Work to complete. Print the listing below line for line, with no changes.

----- Information shown

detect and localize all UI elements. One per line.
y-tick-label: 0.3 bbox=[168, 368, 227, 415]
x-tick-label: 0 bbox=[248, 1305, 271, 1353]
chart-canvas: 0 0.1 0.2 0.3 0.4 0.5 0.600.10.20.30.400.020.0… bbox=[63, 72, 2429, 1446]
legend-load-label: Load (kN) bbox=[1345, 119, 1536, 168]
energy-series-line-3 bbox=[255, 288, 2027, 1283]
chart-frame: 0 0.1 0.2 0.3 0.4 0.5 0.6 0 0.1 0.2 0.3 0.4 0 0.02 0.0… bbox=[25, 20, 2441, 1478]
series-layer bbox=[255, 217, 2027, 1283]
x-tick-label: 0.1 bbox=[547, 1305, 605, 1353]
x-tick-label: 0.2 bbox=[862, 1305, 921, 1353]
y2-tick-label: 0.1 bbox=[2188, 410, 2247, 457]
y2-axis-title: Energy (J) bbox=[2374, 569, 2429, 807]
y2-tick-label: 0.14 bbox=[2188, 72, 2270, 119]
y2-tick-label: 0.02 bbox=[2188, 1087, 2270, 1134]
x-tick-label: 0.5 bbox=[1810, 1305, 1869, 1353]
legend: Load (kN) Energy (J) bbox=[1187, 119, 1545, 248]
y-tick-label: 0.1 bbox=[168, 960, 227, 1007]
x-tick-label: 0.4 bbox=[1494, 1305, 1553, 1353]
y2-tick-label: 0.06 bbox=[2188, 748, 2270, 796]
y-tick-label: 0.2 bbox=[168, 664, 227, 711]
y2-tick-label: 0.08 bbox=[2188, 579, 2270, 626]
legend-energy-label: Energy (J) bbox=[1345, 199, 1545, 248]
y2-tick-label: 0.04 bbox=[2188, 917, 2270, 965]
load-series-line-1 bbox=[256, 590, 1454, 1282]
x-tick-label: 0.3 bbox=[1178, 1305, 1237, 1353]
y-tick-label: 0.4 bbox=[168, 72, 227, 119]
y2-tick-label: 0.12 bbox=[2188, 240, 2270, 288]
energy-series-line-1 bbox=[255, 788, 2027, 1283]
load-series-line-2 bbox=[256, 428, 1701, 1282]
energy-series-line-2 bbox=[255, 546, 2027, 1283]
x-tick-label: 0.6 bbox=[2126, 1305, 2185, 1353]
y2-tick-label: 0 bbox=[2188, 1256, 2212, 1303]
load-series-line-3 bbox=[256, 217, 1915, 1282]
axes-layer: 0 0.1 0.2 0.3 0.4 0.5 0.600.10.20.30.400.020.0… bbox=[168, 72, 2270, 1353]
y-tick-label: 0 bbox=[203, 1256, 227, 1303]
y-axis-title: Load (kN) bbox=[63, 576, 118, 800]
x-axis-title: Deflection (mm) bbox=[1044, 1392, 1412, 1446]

----------

Correct output.
detect and localize all UI elements. One per line.
y-tick-label: 0.3 bbox=[168, 368, 227, 415]
x-tick-label: 0 bbox=[248, 1305, 271, 1353]
chart-canvas: 0 0.1 0.2 0.3 0.4 0.5 0.600.10.20.30.400.020.0… bbox=[63, 72, 2429, 1446]
legend-load-label: Load (kN) bbox=[1345, 119, 1536, 168]
energy-series-line-3 bbox=[255, 288, 2027, 1283]
chart-frame: 0 0.1 0.2 0.3 0.4 0.5 0.6 0 0.1 0.2 0.3 0.4 0 0.02 0.0… bbox=[25, 20, 2441, 1478]
series-layer bbox=[255, 217, 2027, 1283]
x-tick-label: 0.1 bbox=[547, 1305, 605, 1353]
x-tick-label: 0.2 bbox=[862, 1305, 921, 1353]
y2-tick-label: 0.1 bbox=[2188, 410, 2247, 457]
y2-axis-title: Energy (J) bbox=[2374, 569, 2429, 807]
y2-tick-label: 0.14 bbox=[2188, 72, 2270, 119]
y2-tick-label: 0.02 bbox=[2188, 1087, 2270, 1134]
x-tick-label: 0.5 bbox=[1810, 1305, 1869, 1353]
legend: Load (kN) Energy (J) bbox=[1187, 119, 1545, 248]
y-tick-label: 0.1 bbox=[168, 960, 227, 1007]
x-tick-label: 0.4 bbox=[1494, 1305, 1553, 1353]
y2-tick-label: 0.06 bbox=[2188, 748, 2270, 796]
y-tick-label: 0.2 bbox=[168, 664, 227, 711]
y2-tick-label: 0.08 bbox=[2188, 579, 2270, 626]
legend-energy-label: Energy (J) bbox=[1345, 199, 1545, 248]
y2-tick-label: 0.04 bbox=[2188, 917, 2270, 965]
load-series-line-1 bbox=[256, 590, 1454, 1282]
x-tick-label: 0.3 bbox=[1178, 1305, 1237, 1353]
y-tick-label: 0.4 bbox=[168, 72, 227, 119]
y2-tick-label: 0.12 bbox=[2188, 240, 2270, 288]
energy-series-line-1 bbox=[255, 788, 2027, 1283]
load-series-line-2 bbox=[256, 428, 1701, 1282]
energy-series-line-2 bbox=[255, 546, 2027, 1283]
x-tick-label: 0.6 bbox=[2126, 1305, 2185, 1353]
y2-tick-label: 0 bbox=[2188, 1256, 2212, 1303]
load-series-line-3 bbox=[256, 217, 1915, 1282]
axes-layer: 0 0.1 0.2 0.3 0.4 0.5 0.600.10.20.30.400.020.0… bbox=[168, 72, 2270, 1353]
y-tick-label: 0 bbox=[203, 1256, 227, 1303]
y-axis-title: Load (kN) bbox=[63, 576, 118, 800]
x-axis-title: Deflection (mm) bbox=[1044, 1392, 1412, 1446]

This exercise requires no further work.